• _The records_:
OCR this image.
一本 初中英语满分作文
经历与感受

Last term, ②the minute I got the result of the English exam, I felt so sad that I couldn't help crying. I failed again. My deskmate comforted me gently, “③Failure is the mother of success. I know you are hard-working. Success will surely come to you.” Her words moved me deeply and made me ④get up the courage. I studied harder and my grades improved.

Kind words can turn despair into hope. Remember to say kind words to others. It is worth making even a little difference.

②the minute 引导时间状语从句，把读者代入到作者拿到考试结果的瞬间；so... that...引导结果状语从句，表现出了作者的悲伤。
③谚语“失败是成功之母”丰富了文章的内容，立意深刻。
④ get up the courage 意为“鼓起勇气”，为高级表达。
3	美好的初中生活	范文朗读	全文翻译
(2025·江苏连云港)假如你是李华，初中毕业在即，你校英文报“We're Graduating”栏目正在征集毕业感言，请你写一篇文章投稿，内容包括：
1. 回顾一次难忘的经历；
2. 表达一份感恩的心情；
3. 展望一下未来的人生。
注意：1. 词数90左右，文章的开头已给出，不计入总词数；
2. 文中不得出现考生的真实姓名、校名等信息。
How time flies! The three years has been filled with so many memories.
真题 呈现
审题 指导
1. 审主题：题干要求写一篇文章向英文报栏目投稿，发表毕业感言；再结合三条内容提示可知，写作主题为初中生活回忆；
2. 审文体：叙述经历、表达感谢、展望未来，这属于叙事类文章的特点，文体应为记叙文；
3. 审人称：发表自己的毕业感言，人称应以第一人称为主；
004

...

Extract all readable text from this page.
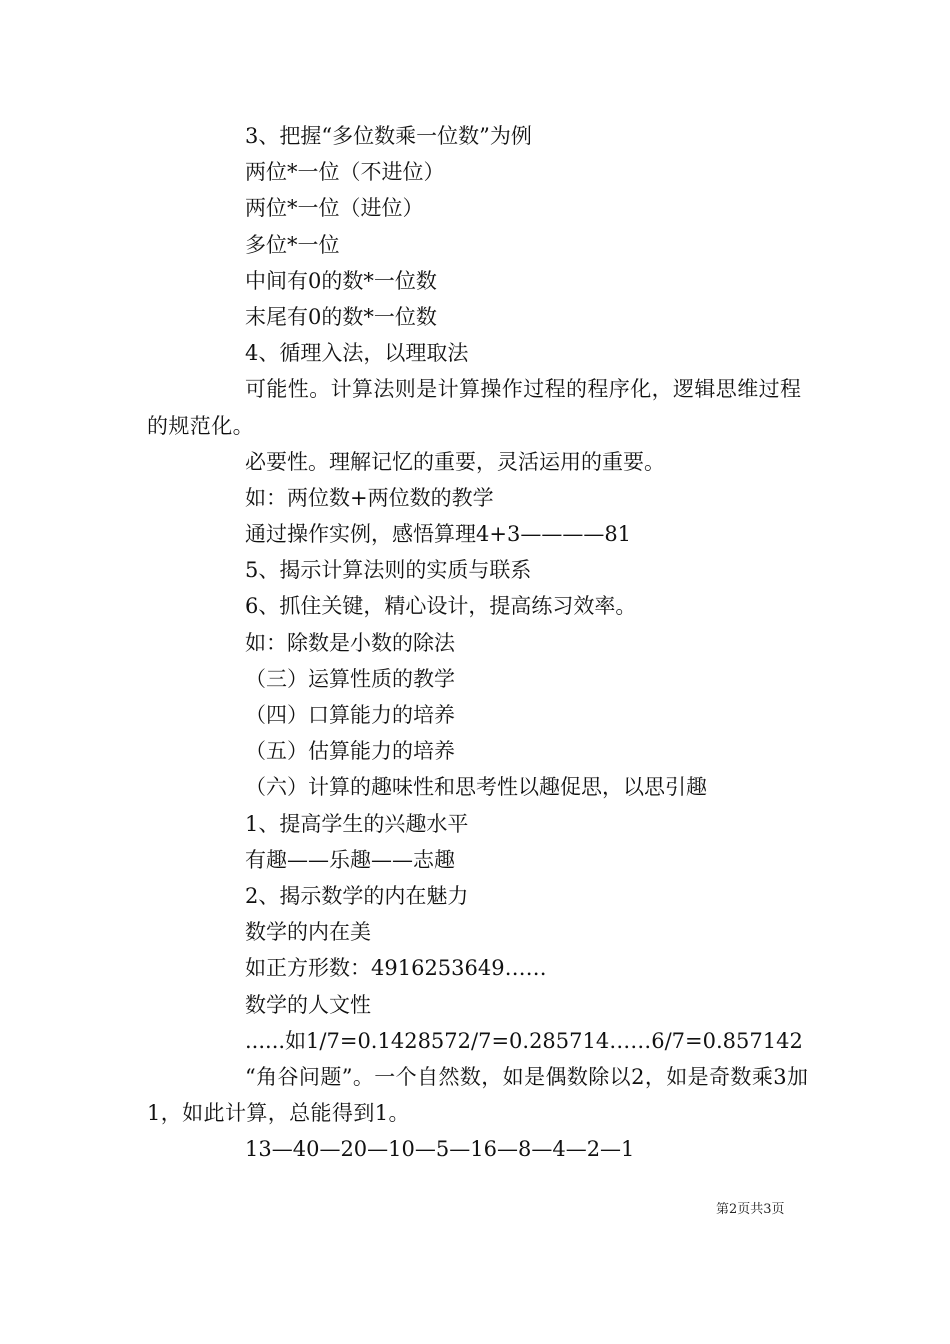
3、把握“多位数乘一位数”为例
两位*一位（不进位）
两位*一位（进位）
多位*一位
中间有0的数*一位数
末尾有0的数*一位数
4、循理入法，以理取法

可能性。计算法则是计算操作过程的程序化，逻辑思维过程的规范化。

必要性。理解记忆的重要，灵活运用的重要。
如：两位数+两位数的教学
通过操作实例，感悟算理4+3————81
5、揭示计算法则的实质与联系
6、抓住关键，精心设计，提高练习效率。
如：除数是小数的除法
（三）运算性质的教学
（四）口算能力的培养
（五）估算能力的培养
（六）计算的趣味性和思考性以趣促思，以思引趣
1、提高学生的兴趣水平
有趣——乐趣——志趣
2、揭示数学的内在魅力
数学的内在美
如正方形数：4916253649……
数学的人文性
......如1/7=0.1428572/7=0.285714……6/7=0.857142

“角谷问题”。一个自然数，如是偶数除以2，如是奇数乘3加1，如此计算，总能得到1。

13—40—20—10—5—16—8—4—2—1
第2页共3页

• _What the task asks_: Tally the lines of the listing above that include the word "this". Answer with the number alone.

• _Output of the task_: 2